## begin Entries provided
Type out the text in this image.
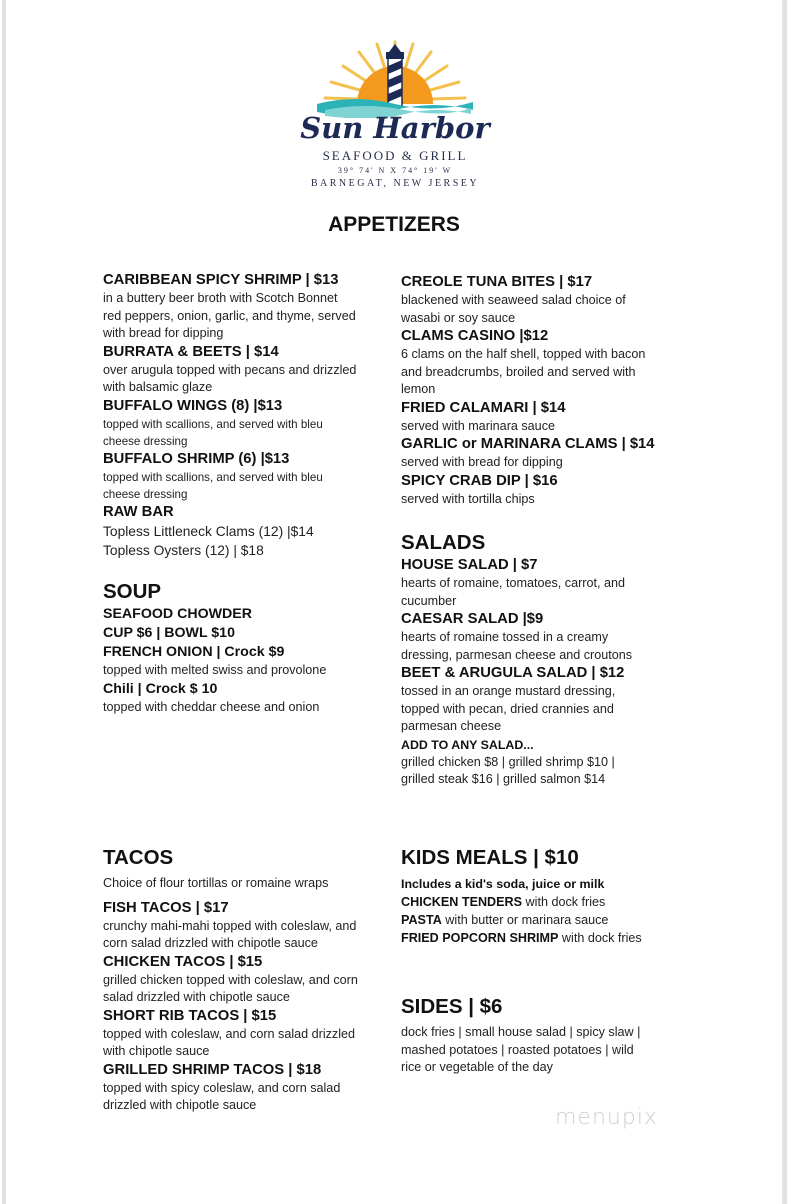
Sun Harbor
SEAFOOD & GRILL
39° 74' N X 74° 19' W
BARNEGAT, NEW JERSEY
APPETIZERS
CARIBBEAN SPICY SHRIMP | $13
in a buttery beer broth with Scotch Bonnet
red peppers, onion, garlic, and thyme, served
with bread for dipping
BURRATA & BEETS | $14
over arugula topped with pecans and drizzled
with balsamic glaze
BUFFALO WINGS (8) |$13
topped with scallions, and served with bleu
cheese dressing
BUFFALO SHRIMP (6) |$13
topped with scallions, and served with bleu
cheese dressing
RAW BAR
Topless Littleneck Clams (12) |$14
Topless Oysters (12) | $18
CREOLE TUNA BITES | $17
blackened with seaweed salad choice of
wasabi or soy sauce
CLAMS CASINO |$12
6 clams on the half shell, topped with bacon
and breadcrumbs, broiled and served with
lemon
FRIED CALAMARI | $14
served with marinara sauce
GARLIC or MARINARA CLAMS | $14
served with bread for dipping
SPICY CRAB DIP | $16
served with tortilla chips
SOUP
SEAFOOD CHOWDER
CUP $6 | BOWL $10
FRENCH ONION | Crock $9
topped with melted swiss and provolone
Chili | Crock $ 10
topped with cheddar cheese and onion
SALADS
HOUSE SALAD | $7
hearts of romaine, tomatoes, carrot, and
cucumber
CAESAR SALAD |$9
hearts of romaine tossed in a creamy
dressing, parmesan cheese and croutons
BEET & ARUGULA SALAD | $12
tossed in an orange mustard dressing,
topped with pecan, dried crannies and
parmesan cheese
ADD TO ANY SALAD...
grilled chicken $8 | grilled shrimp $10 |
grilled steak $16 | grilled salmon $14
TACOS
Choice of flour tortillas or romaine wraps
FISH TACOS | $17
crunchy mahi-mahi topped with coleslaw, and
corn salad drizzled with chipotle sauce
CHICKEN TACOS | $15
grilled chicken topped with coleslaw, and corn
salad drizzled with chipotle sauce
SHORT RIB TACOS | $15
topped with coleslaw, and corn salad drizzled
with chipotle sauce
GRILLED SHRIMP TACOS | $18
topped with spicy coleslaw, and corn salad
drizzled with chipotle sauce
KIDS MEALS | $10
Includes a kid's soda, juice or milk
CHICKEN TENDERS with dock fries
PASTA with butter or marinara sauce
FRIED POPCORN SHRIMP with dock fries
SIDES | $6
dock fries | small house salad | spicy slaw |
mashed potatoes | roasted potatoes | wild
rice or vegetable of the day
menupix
## end Entries provided
## begin Entries provided
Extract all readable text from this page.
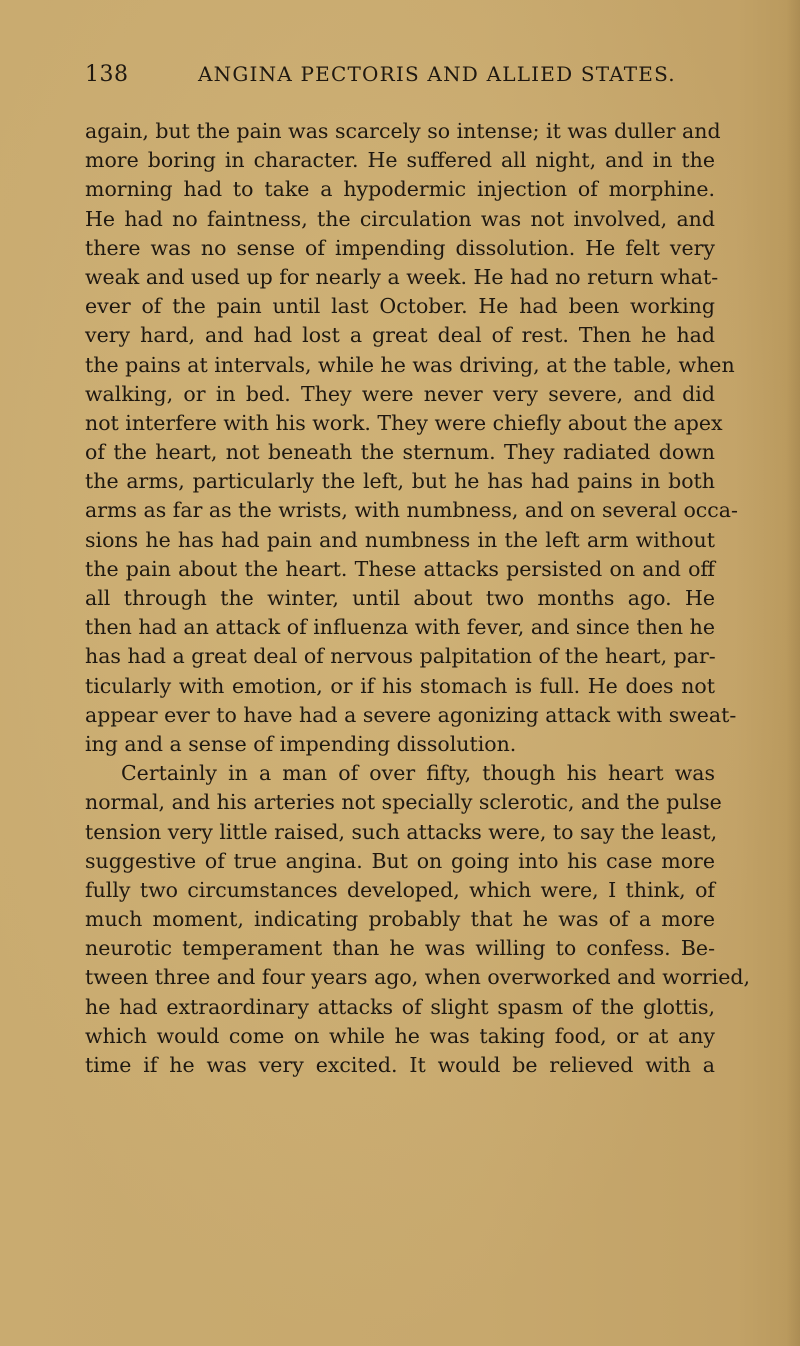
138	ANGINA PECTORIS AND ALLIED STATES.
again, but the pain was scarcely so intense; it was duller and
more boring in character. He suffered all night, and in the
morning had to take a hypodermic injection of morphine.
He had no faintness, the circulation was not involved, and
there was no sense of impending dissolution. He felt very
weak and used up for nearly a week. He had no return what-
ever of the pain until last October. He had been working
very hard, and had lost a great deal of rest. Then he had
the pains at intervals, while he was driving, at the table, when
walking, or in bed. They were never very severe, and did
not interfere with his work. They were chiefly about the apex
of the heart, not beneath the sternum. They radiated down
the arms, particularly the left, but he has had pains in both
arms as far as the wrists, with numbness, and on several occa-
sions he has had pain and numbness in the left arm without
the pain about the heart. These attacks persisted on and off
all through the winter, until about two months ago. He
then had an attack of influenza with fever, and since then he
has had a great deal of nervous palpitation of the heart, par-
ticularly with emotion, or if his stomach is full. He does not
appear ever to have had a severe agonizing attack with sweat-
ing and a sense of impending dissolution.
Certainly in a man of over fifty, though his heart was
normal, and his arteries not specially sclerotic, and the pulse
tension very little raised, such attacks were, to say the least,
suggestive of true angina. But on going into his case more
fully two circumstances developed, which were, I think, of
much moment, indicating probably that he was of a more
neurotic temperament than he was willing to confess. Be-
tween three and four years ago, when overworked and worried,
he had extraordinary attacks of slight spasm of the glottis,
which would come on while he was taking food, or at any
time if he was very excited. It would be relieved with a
## end Entries provided
## begin Entries provided
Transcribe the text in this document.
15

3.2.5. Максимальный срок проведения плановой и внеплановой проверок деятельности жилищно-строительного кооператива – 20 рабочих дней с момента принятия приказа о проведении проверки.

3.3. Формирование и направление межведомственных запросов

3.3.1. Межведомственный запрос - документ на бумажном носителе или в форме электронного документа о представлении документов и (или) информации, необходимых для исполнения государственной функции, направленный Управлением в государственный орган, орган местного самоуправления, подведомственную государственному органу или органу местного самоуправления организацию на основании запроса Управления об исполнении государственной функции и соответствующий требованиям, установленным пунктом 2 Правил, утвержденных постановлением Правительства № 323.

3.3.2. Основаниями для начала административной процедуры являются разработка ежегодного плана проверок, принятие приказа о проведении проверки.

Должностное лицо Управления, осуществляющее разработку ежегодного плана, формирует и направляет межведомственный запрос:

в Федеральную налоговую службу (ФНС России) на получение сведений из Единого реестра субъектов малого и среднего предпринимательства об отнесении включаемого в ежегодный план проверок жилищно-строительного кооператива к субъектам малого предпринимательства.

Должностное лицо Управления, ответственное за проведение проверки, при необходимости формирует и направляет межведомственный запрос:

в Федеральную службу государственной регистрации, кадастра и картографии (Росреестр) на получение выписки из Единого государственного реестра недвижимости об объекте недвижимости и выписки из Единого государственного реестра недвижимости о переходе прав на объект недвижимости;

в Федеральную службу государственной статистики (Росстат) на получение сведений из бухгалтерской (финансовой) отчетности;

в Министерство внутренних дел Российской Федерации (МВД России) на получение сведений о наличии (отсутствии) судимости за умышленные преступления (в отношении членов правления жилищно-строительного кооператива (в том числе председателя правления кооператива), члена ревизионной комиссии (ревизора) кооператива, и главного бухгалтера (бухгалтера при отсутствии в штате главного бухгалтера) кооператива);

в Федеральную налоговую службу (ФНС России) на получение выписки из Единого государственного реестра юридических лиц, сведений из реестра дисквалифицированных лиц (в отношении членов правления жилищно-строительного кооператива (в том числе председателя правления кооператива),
## end Entries provided
* **What you have to do**
Filter out every line that lacks the word "реестра", and copy the rest.

* **Solved problem**
в Федеральную налоговую службу (ФНС России) на получение сведений из Единого реестра субъектов малого и среднего предпринимательства об отнесении включаемого в ежегодный план проверок жилищно-строительного кооператива к субъектам малого предпринимательства.
в Федеральную службу государственной регистрации, кадастра и картографии (Росреестр) на получение выписки из Единого государственного реестра недвижимости об объекте недвижимости и выписки из Единого государственного реестра недвижимости о переходе прав на объект недвижимости;
в Федеральную налоговую службу (ФНС России) на получение выписки из Единого государственного реестра юридических лиц, сведений из реестра дисквалифицированных лиц (в отношении членов правления жилищно-строительного кооператива (в том числе председателя правления кооператива),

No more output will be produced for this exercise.